(Collected data)
::::::::
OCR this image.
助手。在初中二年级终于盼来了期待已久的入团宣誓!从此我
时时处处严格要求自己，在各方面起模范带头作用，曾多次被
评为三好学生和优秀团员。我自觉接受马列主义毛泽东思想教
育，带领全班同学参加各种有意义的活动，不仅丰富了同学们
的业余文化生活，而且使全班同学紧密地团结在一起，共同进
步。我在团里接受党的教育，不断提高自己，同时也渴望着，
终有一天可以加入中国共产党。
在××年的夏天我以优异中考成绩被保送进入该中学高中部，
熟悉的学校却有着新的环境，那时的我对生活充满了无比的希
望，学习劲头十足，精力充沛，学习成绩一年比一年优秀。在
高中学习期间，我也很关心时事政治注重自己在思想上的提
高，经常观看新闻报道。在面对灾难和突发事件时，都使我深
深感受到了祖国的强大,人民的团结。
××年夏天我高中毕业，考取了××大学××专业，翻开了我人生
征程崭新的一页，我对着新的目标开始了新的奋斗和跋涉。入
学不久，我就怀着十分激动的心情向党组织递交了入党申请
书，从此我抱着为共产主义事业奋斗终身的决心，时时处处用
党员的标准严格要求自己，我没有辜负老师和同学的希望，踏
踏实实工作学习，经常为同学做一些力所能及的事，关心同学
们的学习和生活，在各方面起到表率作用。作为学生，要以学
::::::::
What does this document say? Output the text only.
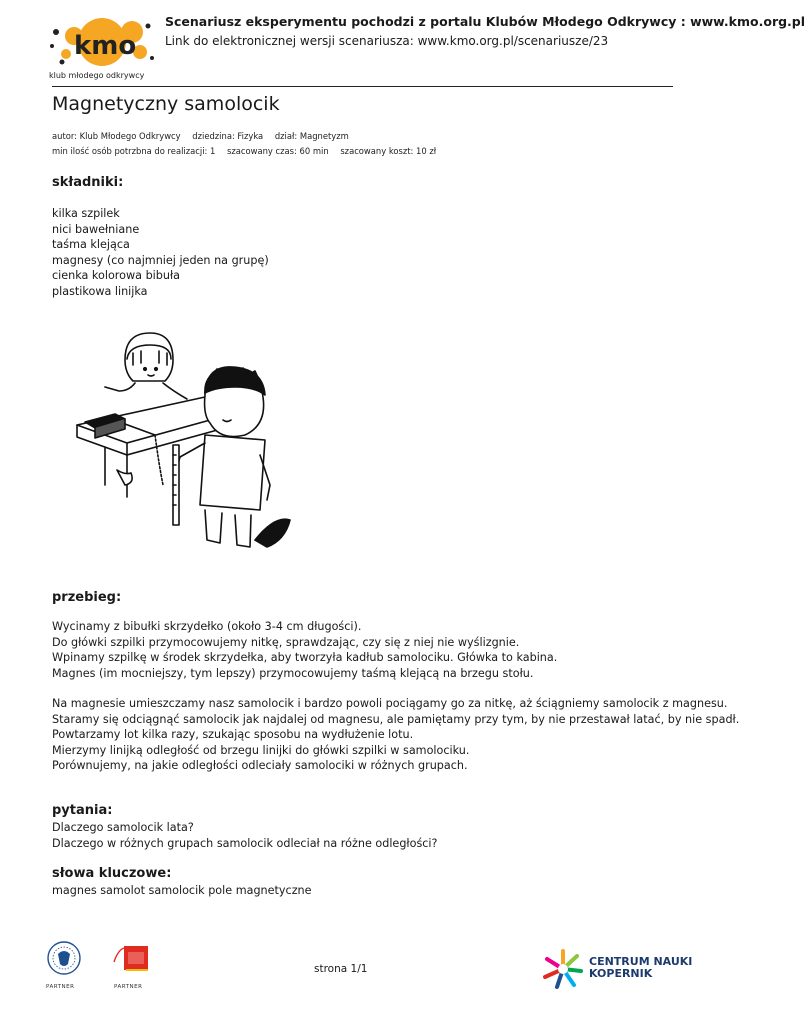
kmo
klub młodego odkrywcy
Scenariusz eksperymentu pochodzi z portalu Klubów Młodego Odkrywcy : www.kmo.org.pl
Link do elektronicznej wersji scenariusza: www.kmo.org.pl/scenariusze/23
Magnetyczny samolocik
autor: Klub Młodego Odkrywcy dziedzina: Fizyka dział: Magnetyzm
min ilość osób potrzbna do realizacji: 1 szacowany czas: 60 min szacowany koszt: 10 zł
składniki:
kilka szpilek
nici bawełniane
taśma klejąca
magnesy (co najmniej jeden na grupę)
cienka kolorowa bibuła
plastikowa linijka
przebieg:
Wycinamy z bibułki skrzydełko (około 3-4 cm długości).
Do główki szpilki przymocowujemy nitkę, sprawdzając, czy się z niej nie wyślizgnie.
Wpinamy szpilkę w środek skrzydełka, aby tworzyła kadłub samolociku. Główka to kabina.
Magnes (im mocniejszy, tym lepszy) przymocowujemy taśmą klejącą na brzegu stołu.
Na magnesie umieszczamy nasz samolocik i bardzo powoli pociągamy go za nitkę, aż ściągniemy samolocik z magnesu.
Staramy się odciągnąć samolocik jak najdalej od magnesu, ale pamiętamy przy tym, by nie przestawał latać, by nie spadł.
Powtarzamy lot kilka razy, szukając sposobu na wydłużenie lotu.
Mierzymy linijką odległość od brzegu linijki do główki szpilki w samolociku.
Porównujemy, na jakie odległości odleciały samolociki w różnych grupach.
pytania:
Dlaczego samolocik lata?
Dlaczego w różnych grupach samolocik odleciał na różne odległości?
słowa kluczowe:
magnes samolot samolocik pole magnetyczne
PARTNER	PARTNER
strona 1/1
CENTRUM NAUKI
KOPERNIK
::::::::
What you have to do:
Read the entries and show each line that mentions "główki".

Task solution:
Do główki szpilki przymocowujemy nitkę, sprawdzając, czy się z niej nie wyślizgnie.
Mierzymy linijką odległość od brzegu linijki do główki szpilki w samolociku.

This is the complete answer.